# Data lines
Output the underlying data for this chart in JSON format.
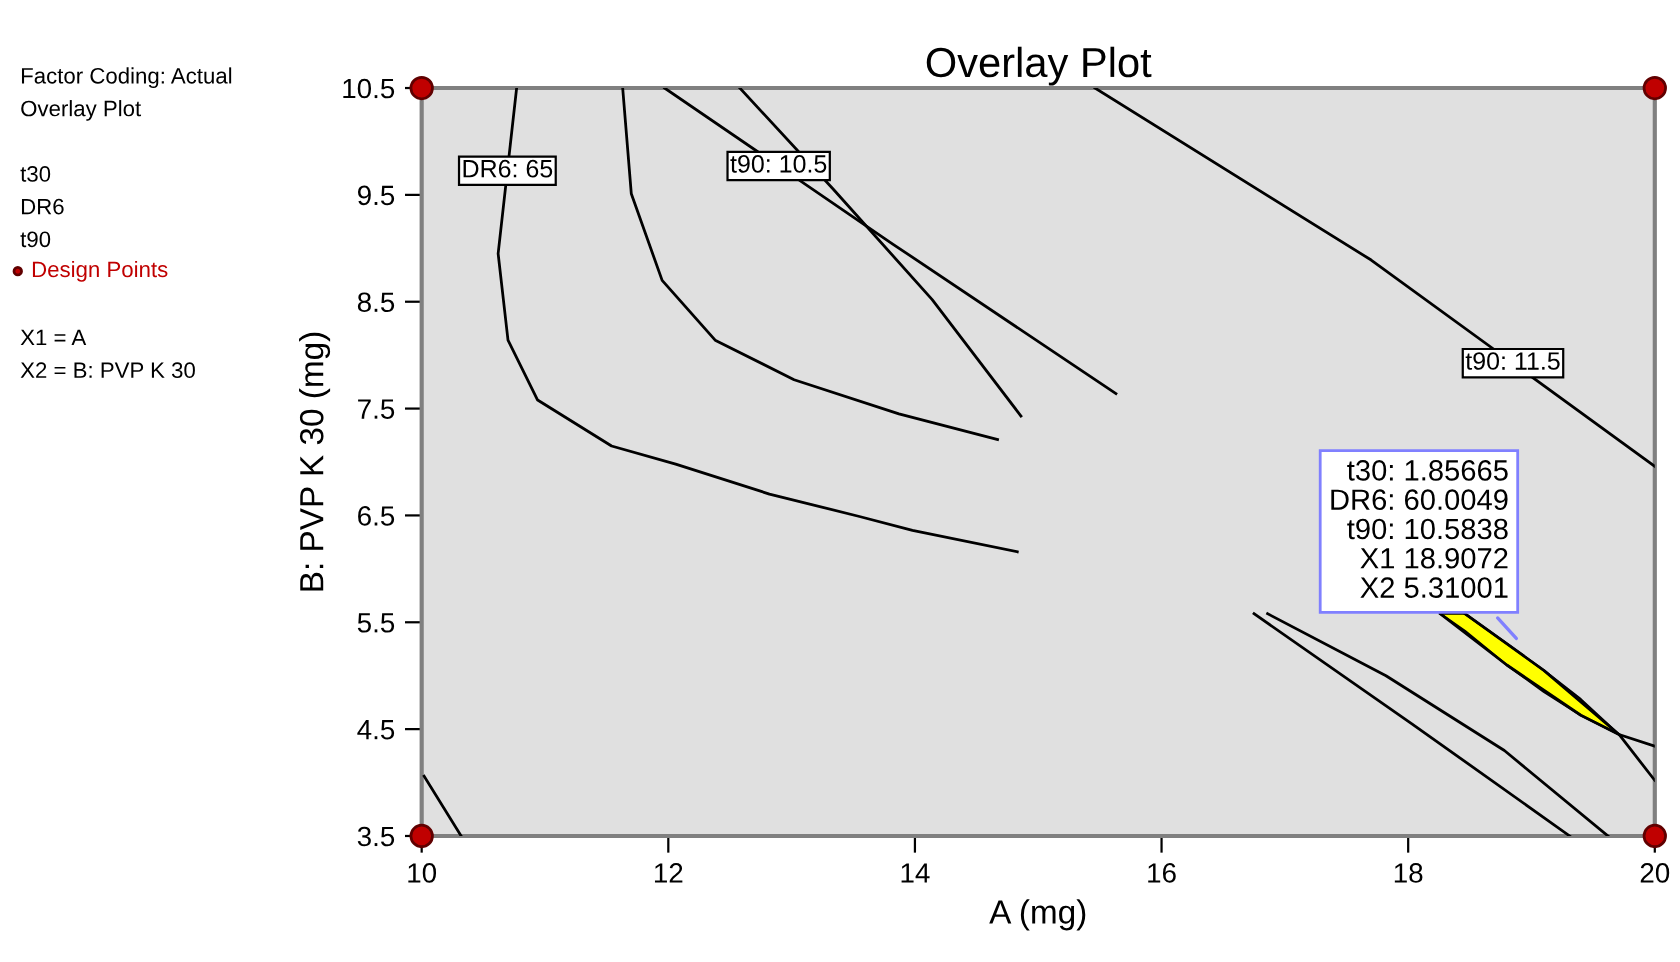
{
  "chart_data": {
    "type": "line",
    "title": "Overlay Plot",
    "xlabel": "A (mg)",
    "ylabel": "B: PVP K 30 (mg)",
    "xlim": [
      10,
      20
    ],
    "ylim": [
      3.5,
      10.5
    ],
    "xticks": [
      10,
      12,
      14,
      16,
      18,
      20
    ],
    "yticks": [
      3.5,
      4.5,
      5.5,
      6.5,
      7.5,
      8.5,
      9.5,
      10.5
    ],
    "grid": false,
    "legend": "left",
    "marker": "none",
    "line_style": "solid",
    "series": [
      {
        "color": "#ffff00",
        "x": [
          18.26,
          18.46,
          18.8,
          19.1,
          19.4,
          19.71
        ],
        "values": [
          null,
          null,
          null,
          null,
          null,
          null
        ],
        "lower": [
          5.58,
          5.42,
          5.1,
          4.85,
          4.63,
          4.45
        ],
        "upper": [
          5.58,
          5.58,
          5.3,
          5.05,
          4.78,
          4.45
        ]
      },
      {
        "name": "DR6: 65",
        "color": "#000000",
        "x": [
          10.77,
          10.62,
          10.7,
          10.94,
          11.54,
          12.06,
          12.82,
          13.55,
          13.98,
          14.83
        ],
        "values": [
          10.5,
          8.95,
          8.14,
          7.58,
          7.15,
          6.98,
          6.7,
          6.49,
          6.36,
          6.16
        ]
      },
      {
        "color": "#000000",
        "x": [
          11.63,
          11.7,
          11.95,
          12.38,
          13.02,
          13.87,
          14.67
        ],
        "values": [
          10.5,
          9.51,
          8.7,
          8.14,
          7.77,
          7.45,
          7.21
        ]
      },
      {
        "name": "t90: 10.5",
        "color": "#000000",
        "x": [
          11.97,
          13.82,
          15.63
        ],
        "values": [
          10.5,
          9.04,
          7.64
        ]
      },
      {
        "color": "#000000",
        "x": [
          12.58,
          13.34,
          14.14,
          14.86,
          null,
          16.75,
          18.03,
          19.31
        ],
        "values": [
          10.5,
          9.55,
          8.52,
          7.43,
          null,
          5.58,
          4.55,
          3.5
        ]
      },
      {
        "name": "t90: 11.5",
        "color": "#000000",
        "x": [
          15.46,
          17.7,
          20.0
        ],
        "values": [
          10.5,
          8.89,
          6.96
        ]
      },
      {
        "color": "#000000",
        "x": [
          16.86,
          17.82,
          18.78,
          19.62
        ],
        "values": [
          5.58,
          5.0,
          4.3,
          3.5
        ]
      },
      {
        "color": "#000000",
        "x": [
          18.26,
          18.8,
          19.4,
          19.71,
          20.0
        ],
        "values": [
          5.58,
          5.1,
          4.63,
          4.45,
          4.02
        ]
      },
      {
        "color": "#000000",
        "x": [
          18.46,
          19.1,
          19.71,
          20.0
        ],
        "values": [
          5.58,
          5.05,
          4.45,
          4.34
        ]
      },
      {
        "color": "#000000",
        "x": [
          10.02,
          10.32
        ],
        "values": [
          4.06,
          3.5
        ]
      },
      {
        "type": "scatter",
        "marker": "circle",
        "name": "Design Points",
        "color": "#c00000",
        "x": [
          10,
          20,
          10,
          20
        ],
        "values": [
          10.5,
          10.5,
          3.5,
          3.5
        ]
      }
    ],
    "annotations": [
      "Factor Coding: Actual",
      "Overlay Plot",
      "t30",
      "DR6",
      "t90",
      "X1 = A",
      "X2 = B: PVP K 30",
      {
        "text": "t30: 1.85665\nDR6: 60.0049\nt90: 10.5838\nX1 18.9072\nX2 5.31001",
        "x": 18.9072,
        "y": 5.31001
      }
    ]
  }
}
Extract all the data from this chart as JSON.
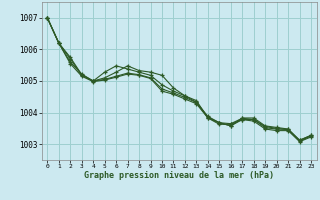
{
  "title": "Graphe pression niveau de la mer (hPa)",
  "background_color": "#cce9f0",
  "grid_color": "#9ecfcf",
  "line_color": "#2d5a27",
  "xlim": [
    -0.5,
    23.5
  ],
  "ylim": [
    1002.5,
    1007.5
  ],
  "yticks": [
    1003,
    1004,
    1005,
    1006,
    1007
  ],
  "xticks": [
    0,
    1,
    2,
    3,
    4,
    5,
    6,
    7,
    8,
    9,
    10,
    11,
    12,
    13,
    14,
    15,
    16,
    17,
    18,
    19,
    20,
    21,
    22,
    23
  ],
  "series": [
    [
      1007.0,
      1006.2,
      1005.75,
      1005.2,
      1005.0,
      1005.05,
      1005.15,
      1005.25,
      1005.2,
      1005.1,
      1004.75,
      1004.62,
      1004.48,
      1004.32,
      1003.85,
      1003.68,
      1003.65,
      1003.82,
      1003.78,
      1003.52,
      1003.48,
      1003.47,
      1003.12,
      1003.28
    ],
    [
      1007.0,
      1006.2,
      1005.7,
      1005.18,
      1005.0,
      1005.28,
      1005.48,
      1005.38,
      1005.28,
      1005.18,
      1004.88,
      1004.68,
      1004.53,
      1004.33,
      1003.88,
      1003.68,
      1003.58,
      1003.83,
      1003.83,
      1003.58,
      1003.53,
      1003.48,
      1003.13,
      1003.28
    ],
    [
      1007.0,
      1006.2,
      1005.6,
      1005.22,
      1005.0,
      1005.1,
      1005.28,
      1005.48,
      1005.33,
      1005.28,
      1005.18,
      1004.78,
      1004.53,
      1004.38,
      1003.83,
      1003.68,
      1003.58,
      1003.78,
      1003.78,
      1003.56,
      1003.5,
      1003.46,
      1003.1,
      1003.26
    ],
    [
      1007.0,
      1006.2,
      1005.55,
      1005.15,
      1004.98,
      1005.03,
      1005.12,
      1005.22,
      1005.18,
      1005.08,
      1004.68,
      1004.58,
      1004.43,
      1004.28,
      1003.83,
      1003.63,
      1003.63,
      1003.78,
      1003.73,
      1003.48,
      1003.43,
      1003.43,
      1003.08,
      1003.23
    ]
  ]
}
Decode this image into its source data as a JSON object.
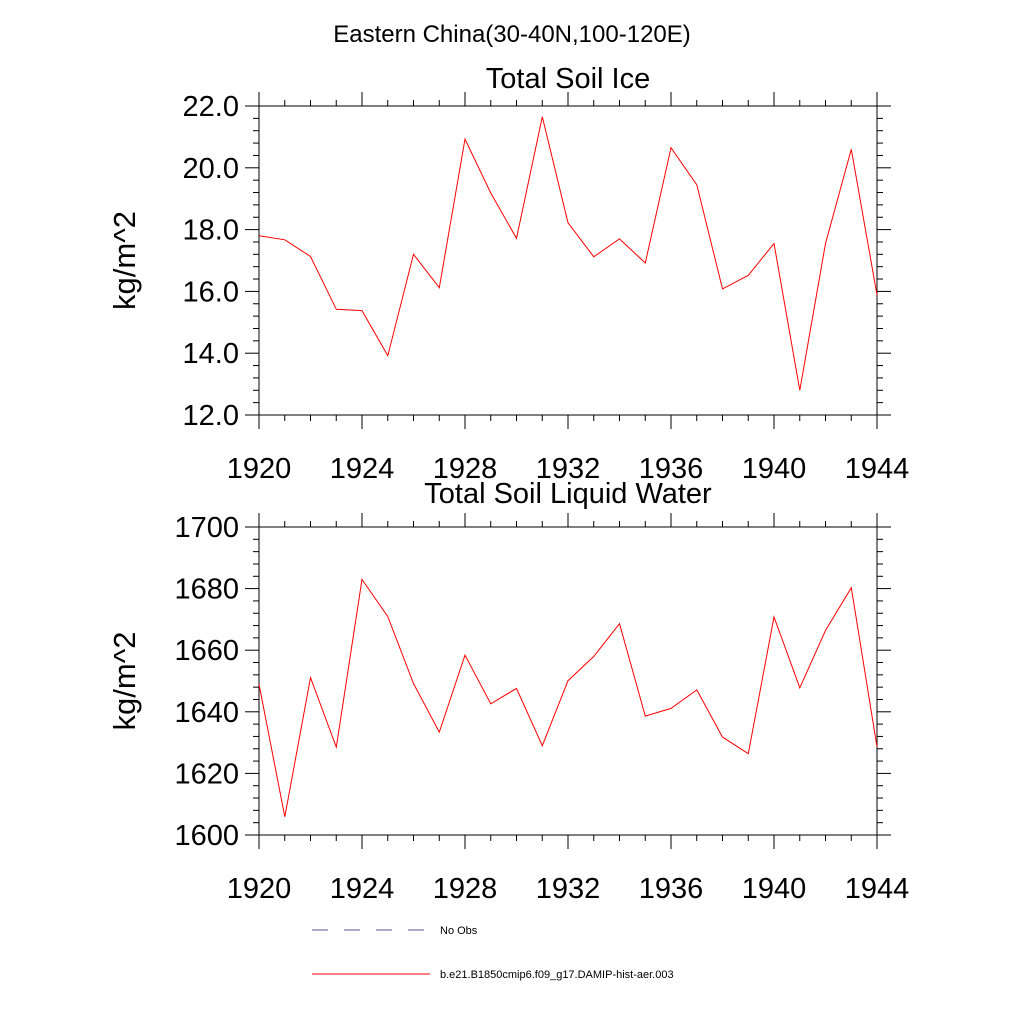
{
  "figure": {
    "title": "Eastern China(30-40N,100-120E)"
  },
  "chart_data": [
    {
      "type": "line",
      "title": "Total Soil Ice",
      "xlabel": "",
      "ylabel": "kg/m^2",
      "xlim": [
        1920,
        1944
      ],
      "ylim": [
        12.0,
        22.0
      ],
      "x_ticks": [
        1920,
        1924,
        1928,
        1932,
        1936,
        1940,
        1944
      ],
      "x_tick_labels": [
        "1920",
        "1924",
        "1928",
        "1932",
        "1936",
        "1940",
        "1944"
      ],
      "y_ticks": [
        12,
        14,
        16,
        18,
        20,
        22
      ],
      "y_tick_labels": [
        "12.0",
        "14.0",
        "16.0",
        "18.0",
        "20.0",
        "22.0"
      ],
      "series": [
        {
          "name": "b.e21.B1850cmip6.f09_g17.DAMIP-hist-aer.003",
          "color": "#ff0000",
          "x": [
            1920,
            1921,
            1922,
            1923,
            1924,
            1925,
            1926,
            1927,
            1928,
            1929,
            1930,
            1931,
            1932,
            1933,
            1934,
            1935,
            1936,
            1937,
            1938,
            1939,
            1940,
            1941,
            1942,
            1943,
            1944
          ],
          "values": [
            17.8,
            17.67,
            17.13,
            15.42,
            15.38,
            13.92,
            17.2,
            16.12,
            20.93,
            19.18,
            17.72,
            21.65,
            18.22,
            17.12,
            17.7,
            16.92,
            20.65,
            19.45,
            16.08,
            16.52,
            17.55,
            12.8,
            17.55,
            20.6,
            15.88
          ]
        }
      ],
      "grid": false
    },
    {
      "type": "line",
      "title": "Total Soil Liquid Water",
      "xlabel": "",
      "ylabel": "kg/m^2",
      "xlim": [
        1920,
        1944
      ],
      "ylim": [
        1600,
        1700
      ],
      "x_ticks": [
        1920,
        1924,
        1928,
        1932,
        1936,
        1940,
        1944
      ],
      "x_tick_labels": [
        "1920",
        "1924",
        "1928",
        "1932",
        "1936",
        "1940",
        "1944"
      ],
      "y_ticks": [
        1600,
        1620,
        1640,
        1660,
        1680,
        1700
      ],
      "y_tick_labels": [
        "1600",
        "1620",
        "1640",
        "1660",
        "1680",
        "1700"
      ],
      "series": [
        {
          "name": "b.e21.B1850cmip6.f09_g17.DAMIP-hist-aer.003",
          "color": "#ff0000",
          "x": [
            1920,
            1921,
            1922,
            1923,
            1924,
            1925,
            1926,
            1927,
            1928,
            1929,
            1930,
            1931,
            1932,
            1933,
            1934,
            1935,
            1936,
            1937,
            1938,
            1939,
            1940,
            1941,
            1942,
            1943,
            1944
          ],
          "values": [
            1649.0,
            1605.9,
            1651.1,
            1628.5,
            1683.0,
            1670.9,
            1649.2,
            1633.4,
            1658.4,
            1642.6,
            1647.6,
            1629.0,
            1650.1,
            1658.0,
            1668.6,
            1638.6,
            1641.1,
            1647.1,
            1631.8,
            1626.4,
            1670.8,
            1647.8,
            1666.4,
            1680.3,
            1628.6
          ]
        }
      ],
      "grid": false
    }
  ],
  "legend": {
    "items": [
      {
        "label": "No Obs",
        "style": "dashed",
        "color": "#5a5a8c"
      },
      {
        "label": "b.e21.B1850cmip6.f09_g17.DAMIP-hist-aer.003",
        "style": "solid",
        "color": "#ff0000"
      }
    ]
  }
}
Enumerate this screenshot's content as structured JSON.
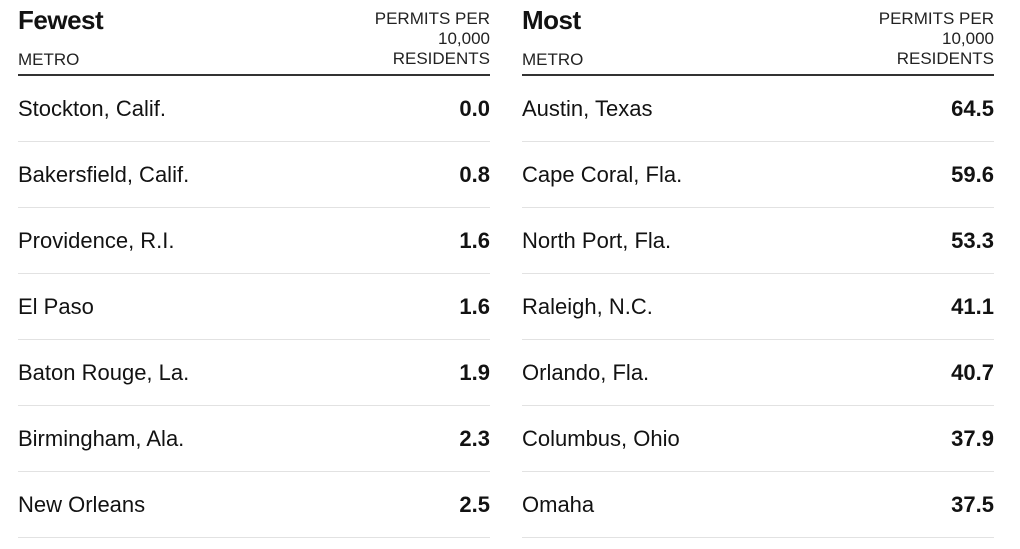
{
  "chart_data": [
    {
      "type": "table",
      "title": "Fewest",
      "columns": [
        "METRO",
        "PERMITS PER 10,000 RESIDENTS"
      ],
      "rows": [
        {
          "metro": "Stockton, Calif.",
          "value": "0.0"
        },
        {
          "metro": "Bakersfield, Calif.",
          "value": "0.8"
        },
        {
          "metro": "Providence, R.I.",
          "value": "1.6"
        },
        {
          "metro": "El Paso",
          "value": "1.6"
        },
        {
          "metro": "Baton Rouge, La.",
          "value": "1.9"
        },
        {
          "metro": "Birmingham, Ala.",
          "value": "2.3"
        },
        {
          "metro": "New Orleans",
          "value": "2.5"
        }
      ]
    },
    {
      "type": "table",
      "title": "Most",
      "columns": [
        "METRO",
        "PERMITS PER 10,000 RESIDENTS"
      ],
      "rows": [
        {
          "metro": "Austin, Texas",
          "value": "64.5"
        },
        {
          "metro": "Cape Coral, Fla.",
          "value": "59.6"
        },
        {
          "metro": "North Port, Fla.",
          "value": "53.3"
        },
        {
          "metro": "Raleigh, N.C.",
          "value": "41.1"
        },
        {
          "metro": "Orlando, Fla.",
          "value": "40.7"
        },
        {
          "metro": "Columbus, Ohio",
          "value": "37.9"
        },
        {
          "metro": "Omaha",
          "value": "37.5"
        }
      ]
    }
  ]
}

# Job
Extract all lines from the data in which "Calif" is found.

# The response
          "metro": "Stockton, Calif.",
          "metro": "Bakersfield, Calif.",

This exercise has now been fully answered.